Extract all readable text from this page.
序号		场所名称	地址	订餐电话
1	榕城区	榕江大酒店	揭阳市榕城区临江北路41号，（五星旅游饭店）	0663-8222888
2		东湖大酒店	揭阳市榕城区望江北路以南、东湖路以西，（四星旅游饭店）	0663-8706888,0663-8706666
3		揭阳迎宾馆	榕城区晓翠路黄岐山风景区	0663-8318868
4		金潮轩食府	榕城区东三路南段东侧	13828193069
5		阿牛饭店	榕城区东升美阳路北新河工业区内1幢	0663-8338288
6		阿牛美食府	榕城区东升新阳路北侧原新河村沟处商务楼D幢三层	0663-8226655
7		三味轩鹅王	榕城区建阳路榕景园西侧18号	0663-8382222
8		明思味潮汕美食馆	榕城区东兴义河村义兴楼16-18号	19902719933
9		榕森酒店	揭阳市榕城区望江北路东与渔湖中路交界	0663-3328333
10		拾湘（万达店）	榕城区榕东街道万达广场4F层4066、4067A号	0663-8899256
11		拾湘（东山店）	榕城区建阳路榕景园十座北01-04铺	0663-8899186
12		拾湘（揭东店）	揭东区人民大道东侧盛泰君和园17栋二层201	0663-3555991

● Given exercise
Reproduce every line of the material above exactly.

● Reply
Extract all readable text from this page.
序号		场所名称	地址	订餐电话
1	榕城区	榕江大酒店	揭阳市榕城区临江北路41号，（五星旅游饭店）	0663-8222888
2		东湖大酒店	揭阳市榕城区望江北路以南、东湖路以西，（四星旅游饭店）	0663-8706888,0663-8706666
3		揭阳迎宾馆	榕城区晓翠路黄岐山风景区	0663-8318868
4		金潮轩食府	榕城区东三路南段东侧	13828193069
5		阿牛饭店	榕城区东升美阳路北新河工业区内1幢	0663-8338288
6		阿牛美食府	榕城区东升新阳路北侧原新河村沟处商务楼D幢三层	0663-8226655
7		三味轩鹅王	榕城区建阳路榕景园西侧18号	0663-8382222
8		明思味潮汕美食馆	榕城区东兴义河村义兴楼16-18号	19902719933
9		榕森酒店	揭阳市榕城区望江北路东与渔湖中路交界	0663-3328333
10		拾湘（万达店）	榕城区榕东街道万达广场4F层4066、4067A号	0663-8899256
11		拾湘（东山店）	榕城区建阳路榕景园十座北01-04铺	0663-8899186
12		拾湘（揭东店）	揭东区人民大道东侧盛泰君和园17栋二层201	0663-3555991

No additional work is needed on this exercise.